Work to be completed: Identify the lines that contain the word "GOLFIN" and copy each one.

(Recorded data)
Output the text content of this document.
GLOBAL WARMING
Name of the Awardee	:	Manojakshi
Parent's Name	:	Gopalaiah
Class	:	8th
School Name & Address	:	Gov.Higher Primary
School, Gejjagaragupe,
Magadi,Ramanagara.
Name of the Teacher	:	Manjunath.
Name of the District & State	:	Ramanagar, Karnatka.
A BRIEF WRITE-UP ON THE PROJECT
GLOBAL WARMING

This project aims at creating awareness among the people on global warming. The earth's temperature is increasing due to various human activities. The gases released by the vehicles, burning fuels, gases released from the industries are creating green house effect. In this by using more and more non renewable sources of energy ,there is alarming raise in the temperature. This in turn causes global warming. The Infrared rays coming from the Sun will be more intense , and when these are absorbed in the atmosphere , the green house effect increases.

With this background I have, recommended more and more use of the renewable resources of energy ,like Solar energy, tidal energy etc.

==

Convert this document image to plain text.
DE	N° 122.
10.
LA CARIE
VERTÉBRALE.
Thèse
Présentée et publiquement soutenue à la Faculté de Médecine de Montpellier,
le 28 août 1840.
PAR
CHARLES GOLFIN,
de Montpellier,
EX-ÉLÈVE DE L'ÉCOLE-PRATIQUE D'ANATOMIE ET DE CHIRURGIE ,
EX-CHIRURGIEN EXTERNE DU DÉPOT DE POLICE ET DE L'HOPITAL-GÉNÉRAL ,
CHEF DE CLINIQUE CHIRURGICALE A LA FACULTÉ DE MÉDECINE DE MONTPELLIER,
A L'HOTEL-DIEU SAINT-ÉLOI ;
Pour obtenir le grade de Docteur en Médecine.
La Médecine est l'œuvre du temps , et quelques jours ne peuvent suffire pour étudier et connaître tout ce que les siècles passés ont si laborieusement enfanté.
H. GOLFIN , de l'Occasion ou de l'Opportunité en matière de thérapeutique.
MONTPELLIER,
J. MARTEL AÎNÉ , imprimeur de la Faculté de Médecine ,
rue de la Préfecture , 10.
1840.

Solution for this problem:
CHARLES GOLFIN,
H. GOLFIN , de l'Occasion ou de l'Opportunité en matière de thérapeutique.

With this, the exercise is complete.